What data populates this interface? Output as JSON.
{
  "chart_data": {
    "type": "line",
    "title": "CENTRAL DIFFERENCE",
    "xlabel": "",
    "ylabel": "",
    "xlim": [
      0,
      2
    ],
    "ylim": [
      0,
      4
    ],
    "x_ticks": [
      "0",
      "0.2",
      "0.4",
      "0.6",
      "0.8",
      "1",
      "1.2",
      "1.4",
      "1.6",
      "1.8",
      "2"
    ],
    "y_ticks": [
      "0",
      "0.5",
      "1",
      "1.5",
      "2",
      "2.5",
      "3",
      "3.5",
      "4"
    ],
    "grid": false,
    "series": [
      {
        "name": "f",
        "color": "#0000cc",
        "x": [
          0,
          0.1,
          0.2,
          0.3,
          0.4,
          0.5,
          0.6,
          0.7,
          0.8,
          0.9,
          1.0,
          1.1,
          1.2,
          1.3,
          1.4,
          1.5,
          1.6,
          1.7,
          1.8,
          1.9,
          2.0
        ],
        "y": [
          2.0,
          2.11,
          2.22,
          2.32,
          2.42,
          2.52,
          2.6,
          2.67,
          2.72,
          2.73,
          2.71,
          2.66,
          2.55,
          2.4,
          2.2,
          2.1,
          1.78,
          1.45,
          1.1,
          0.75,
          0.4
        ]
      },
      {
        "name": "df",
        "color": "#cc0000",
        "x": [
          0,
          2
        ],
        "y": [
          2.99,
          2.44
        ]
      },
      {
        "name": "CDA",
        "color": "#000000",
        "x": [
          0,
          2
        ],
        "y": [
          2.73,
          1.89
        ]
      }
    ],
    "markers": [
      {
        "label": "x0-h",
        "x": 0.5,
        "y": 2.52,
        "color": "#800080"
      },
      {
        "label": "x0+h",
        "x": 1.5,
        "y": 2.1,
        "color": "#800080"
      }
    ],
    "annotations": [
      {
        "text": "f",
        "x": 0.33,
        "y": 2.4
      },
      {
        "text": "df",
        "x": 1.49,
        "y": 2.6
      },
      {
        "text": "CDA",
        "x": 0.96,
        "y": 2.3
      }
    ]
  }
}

> [SHORT EXERCISE]: Using the data above, repeat every line exactly.

> [SOLUTION TO THIS EXERCISE]:
What data populates this interface? Output as JSON.
{
  "chart_data": {
    "type": "line",
    "title": "CENTRAL DIFFERENCE",
    "xlabel": "",
    "ylabel": "",
    "xlim": [
      0,
      2
    ],
    "ylim": [
      0,
      4
    ],
    "x_ticks": [
      "0",
      "0.2",
      "0.4",
      "0.6",
      "0.8",
      "1",
      "1.2",
      "1.4",
      "1.6",
      "1.8",
      "2"
    ],
    "y_ticks": [
      "0",
      "0.5",
      "1",
      "1.5",
      "2",
      "2.5",
      "3",
      "3.5",
      "4"
    ],
    "grid": false,
    "series": [
      {
        "name": "f",
        "color": "#0000cc",
        "x": [
          0,
          0.1,
          0.2,
          0.3,
          0.4,
          0.5,
          0.6,
          0.7,
          0.8,
          0.9,
          1.0,
          1.1,
          1.2,
          1.3,
          1.4,
          1.5,
          1.6,
          1.7,
          1.8,
          1.9,
          2.0
        ],
        "y": [
          2.0,
          2.11,
          2.22,
          2.32,
          2.42,
          2.52,
          2.6,
          2.67,
          2.72,
          2.73,
          2.71,
          2.66,
          2.55,
          2.4,
          2.2,
          2.1,
          1.78,
          1.45,
          1.1,
          0.75,
          0.4
        ]
      },
      {
        "name": "df",
        "color": "#cc0000",
        "x": [
          0,
          2
        ],
        "y": [
          2.99,
          2.44
        ]
      },
      {
        "name": "CDA",
        "color": "#000000",
        "x": [
          0,
          2
        ],
        "y": [
          2.73,
          1.89
        ]
      }
    ],
    "markers": [
      {
        "label": "x0-h",
        "x": 0.5,
        "y": 2.52,
        "color": "#800080"
      },
      {
        "label": "x0+h",
        "x": 1.5,
        "y": 2.1,
        "color": "#800080"
      }
    ],
    "annotations": [
      {
        "text": "f",
        "x": 0.33,
        "y": 2.4
      },
      {
        "text": "df",
        "x": 1.49,
        "y": 2.6
      },
      {
        "text": "CDA",
        "x": 0.96,
        "y": 2.3
      }
    ]
  }
}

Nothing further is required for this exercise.